Data extracted from a collection

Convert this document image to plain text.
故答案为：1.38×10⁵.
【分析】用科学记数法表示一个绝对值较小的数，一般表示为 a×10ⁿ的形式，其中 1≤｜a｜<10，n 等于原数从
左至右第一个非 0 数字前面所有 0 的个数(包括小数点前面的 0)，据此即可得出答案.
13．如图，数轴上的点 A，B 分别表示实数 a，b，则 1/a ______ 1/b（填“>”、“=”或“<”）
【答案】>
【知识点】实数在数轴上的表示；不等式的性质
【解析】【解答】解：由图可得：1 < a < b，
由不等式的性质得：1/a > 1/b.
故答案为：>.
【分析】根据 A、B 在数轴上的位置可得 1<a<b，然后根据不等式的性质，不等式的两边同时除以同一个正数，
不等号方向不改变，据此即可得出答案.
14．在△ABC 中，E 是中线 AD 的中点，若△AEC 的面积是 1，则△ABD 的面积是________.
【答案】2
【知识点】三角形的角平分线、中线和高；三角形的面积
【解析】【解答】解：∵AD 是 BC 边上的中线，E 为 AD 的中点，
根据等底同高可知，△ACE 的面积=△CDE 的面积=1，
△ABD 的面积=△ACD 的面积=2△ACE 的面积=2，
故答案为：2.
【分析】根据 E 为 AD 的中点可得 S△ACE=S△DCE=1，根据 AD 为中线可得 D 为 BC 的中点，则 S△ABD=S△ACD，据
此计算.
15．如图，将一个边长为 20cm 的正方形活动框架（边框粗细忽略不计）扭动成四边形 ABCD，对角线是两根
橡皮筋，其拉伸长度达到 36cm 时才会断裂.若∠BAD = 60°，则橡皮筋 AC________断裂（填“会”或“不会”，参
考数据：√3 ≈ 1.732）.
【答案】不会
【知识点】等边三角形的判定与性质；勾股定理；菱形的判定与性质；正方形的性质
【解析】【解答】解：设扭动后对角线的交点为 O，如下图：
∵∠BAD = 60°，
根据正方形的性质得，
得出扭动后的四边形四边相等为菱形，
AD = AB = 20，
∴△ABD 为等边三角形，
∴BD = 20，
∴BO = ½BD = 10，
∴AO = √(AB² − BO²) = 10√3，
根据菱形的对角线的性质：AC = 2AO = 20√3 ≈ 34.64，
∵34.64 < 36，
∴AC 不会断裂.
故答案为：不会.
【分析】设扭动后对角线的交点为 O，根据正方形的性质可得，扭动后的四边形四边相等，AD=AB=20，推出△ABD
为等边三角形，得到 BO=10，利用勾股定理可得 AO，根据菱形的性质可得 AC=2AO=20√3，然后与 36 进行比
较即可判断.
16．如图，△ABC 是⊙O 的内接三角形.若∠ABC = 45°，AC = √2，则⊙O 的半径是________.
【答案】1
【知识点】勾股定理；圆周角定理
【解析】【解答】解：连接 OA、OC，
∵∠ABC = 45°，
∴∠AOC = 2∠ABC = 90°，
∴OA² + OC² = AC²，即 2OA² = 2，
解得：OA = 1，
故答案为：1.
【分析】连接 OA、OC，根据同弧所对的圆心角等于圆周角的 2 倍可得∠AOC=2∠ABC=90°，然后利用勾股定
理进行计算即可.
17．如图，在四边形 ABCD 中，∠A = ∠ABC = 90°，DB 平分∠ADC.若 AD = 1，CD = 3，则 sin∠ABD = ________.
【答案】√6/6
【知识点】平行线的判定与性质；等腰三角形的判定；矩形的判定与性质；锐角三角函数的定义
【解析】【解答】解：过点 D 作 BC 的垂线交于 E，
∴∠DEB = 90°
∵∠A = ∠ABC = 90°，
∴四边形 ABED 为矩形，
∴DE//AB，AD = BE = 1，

**TASK BRIEF**
Provide the number of lines in these entries that hold the word "ABCD", without any accompanying text.

**COMPLETED EXERCISE**
2